### [WHAT TO DO]
Your task is to quote the material that follows, in full and exactly.

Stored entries
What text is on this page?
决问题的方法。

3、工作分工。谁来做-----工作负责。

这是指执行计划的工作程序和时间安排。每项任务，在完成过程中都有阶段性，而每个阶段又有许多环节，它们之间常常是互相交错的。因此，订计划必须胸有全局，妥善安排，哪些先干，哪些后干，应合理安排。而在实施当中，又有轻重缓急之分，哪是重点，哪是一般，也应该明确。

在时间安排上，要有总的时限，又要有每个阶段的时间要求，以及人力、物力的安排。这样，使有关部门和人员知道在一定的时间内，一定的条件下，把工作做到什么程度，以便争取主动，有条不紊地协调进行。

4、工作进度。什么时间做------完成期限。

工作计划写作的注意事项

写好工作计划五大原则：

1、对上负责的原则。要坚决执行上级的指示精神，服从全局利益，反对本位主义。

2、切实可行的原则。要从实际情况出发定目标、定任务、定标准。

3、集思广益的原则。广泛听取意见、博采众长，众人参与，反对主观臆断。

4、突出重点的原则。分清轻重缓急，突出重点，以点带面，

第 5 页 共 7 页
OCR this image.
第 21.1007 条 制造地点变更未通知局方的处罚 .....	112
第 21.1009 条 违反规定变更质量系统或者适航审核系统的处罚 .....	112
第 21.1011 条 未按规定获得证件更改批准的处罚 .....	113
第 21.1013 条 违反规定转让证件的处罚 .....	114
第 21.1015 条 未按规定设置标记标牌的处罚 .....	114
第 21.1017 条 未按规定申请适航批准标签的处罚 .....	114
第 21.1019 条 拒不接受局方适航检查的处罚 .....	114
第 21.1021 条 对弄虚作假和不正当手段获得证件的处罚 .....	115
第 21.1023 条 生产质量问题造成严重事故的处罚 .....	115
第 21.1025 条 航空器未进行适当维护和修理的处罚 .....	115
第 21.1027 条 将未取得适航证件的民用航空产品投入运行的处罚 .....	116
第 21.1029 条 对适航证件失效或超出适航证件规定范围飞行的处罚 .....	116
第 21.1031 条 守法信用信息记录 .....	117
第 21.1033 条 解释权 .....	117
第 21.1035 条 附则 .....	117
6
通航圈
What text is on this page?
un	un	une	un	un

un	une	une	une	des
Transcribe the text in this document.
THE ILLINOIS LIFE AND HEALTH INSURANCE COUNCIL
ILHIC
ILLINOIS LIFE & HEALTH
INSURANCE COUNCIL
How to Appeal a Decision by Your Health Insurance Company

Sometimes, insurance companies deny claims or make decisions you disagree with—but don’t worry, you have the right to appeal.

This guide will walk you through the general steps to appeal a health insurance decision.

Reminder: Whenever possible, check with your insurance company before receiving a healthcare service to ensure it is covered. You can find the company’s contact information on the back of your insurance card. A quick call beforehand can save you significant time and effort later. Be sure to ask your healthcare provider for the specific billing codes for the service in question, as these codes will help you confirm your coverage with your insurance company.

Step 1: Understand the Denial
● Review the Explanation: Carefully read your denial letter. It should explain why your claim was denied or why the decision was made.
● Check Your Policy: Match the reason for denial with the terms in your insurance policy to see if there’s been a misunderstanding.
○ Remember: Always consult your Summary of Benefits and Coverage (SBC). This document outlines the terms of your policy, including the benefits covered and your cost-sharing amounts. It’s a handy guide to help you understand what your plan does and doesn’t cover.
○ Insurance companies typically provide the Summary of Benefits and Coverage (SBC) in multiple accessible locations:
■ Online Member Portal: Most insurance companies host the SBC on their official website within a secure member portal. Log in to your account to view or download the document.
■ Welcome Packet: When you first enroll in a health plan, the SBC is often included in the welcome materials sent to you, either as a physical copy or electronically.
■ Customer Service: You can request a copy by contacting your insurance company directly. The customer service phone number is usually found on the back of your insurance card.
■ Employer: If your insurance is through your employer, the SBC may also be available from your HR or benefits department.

### [ANSWER TO THIS TASK]
What text is on this page?
决问题的方法。

3、工作分工。谁来做-----工作负责。

这是指执行计划的工作程序和时间安排。每项任务，在完成过程中都有阶段性，而每个阶段又有许多环节，它们之间常常是互相交错的。因此，订计划必须胸有全局，妥善安排，哪些先干，哪些后干，应合理安排。而在实施当中，又有轻重缓急之分，哪是重点，哪是一般，也应该明确。

在时间安排上，要有总的时限，又要有每个阶段的时间要求，以及人力、物力的安排。这样，使有关部门和人员知道在一定的时间内，一定的条件下，把工作做到什么程度，以便争取主动，有条不紊地协调进行。

4、工作进度。什么时间做------完成期限。

工作计划写作的注意事项

写好工作计划五大原则：

1、对上负责的原则。要坚决执行上级的指示精神，服从全局利益，反对本位主义。

2、切实可行的原则。要从实际情况出发定目标、定任务、定标准。

3、集思广益的原则。广泛听取意见、博采众长，众人参与，反对主观臆断。

4、突出重点的原则。分清轻重缓急，突出重点，以点带面，

第 5 页 共 7 页
OCR this image.
第 21.1007 条 制造地点变更未通知局方的处罚 .....	112
第 21.1009 条 违反规定变更质量系统或者适航审核系统的处罚 .....	112
第 21.1011 条 未按规定获得证件更改批准的处罚 .....	113
第 21.1013 条 违反规定转让证件的处罚 .....	114
第 21.1015 条 未按规定设置标记标牌的处罚 .....	114
第 21.1017 条 未按规定申请适航批准标签的处罚 .....	114
第 21.1019 条 拒不接受局方适航检查的处罚 .....	114
第 21.1021 条 对弄虚作假和不正当手段获得证件的处罚 .....	115
第 21.1023 条 生产质量问题造成严重事故的处罚 .....	115
第 21.1025 条 航空器未进行适当维护和修理的处罚 .....	115
第 21.1027 条 将未取得适航证件的民用航空产品投入运行的处罚 .....	116
第 21.1029 条 对适航证件失效或超出适航证件规定范围飞行的处罚 .....	116
第 21.1031 条 守法信用信息记录 .....	117
第 21.1033 条 解释权 .....	117
第 21.1035 条 附则 .....	117
6
通航圈
What text is on this page?
un	un	une	un	un

un	une	une	une	des
Transcribe the text in this document.
THE ILLINOIS LIFE AND HEALTH INSURANCE COUNCIL
ILHIC
ILLINOIS LIFE & HEALTH
INSURANCE COUNCIL
How to Appeal a Decision by Your Health Insurance Company

Sometimes, insurance companies deny claims or make decisions you disagree with—but don’t worry, you have the right to appeal.

This guide will walk you through the general steps to appeal a health insurance decision.

Reminder: Whenever possible, check with your insurance company before receiving a healthcare service to ensure it is covered. You can find the company’s contact information on the back of your insurance card. A quick call beforehand can save you significant time and effort later. Be sure to ask your healthcare provider for the specific billing codes for the service in question, as these codes will help you confirm your coverage with your insurance company.

Step 1: Understand the Denial
● Review the Explanation: Carefully read your denial letter. It should explain why your claim was denied or why the decision was made.
● Check Your Policy: Match the reason for denial with the terms in your insurance policy to see if there’s been a misunderstanding.
○ Remember: Always consult your Summary of Benefits and Coverage (SBC). This document outlines the terms of your policy, including the benefits covered and your cost-sharing amounts. It’s a handy guide to help you understand what your plan does and doesn’t cover.
○ Insurance companies typically provide the Summary of Benefits and Coverage (SBC) in multiple accessible locations:
■ Online Member Portal: Most insurance companies host the SBC on their official website within a secure member portal. Log in to your account to view or download the document.
■ Welcome Packet: When you first enroll in a health plan, the SBC is often included in the welcome materials sent to you, either as a physical copy or electronically.
■ Customer Service: You can request a copy by contacting your insurance company directly. The customer service phone number is usually found on the back of your insurance card.
■ Employer: If your insurance is through your employer, the SBC may also be available from your HR or benefits department.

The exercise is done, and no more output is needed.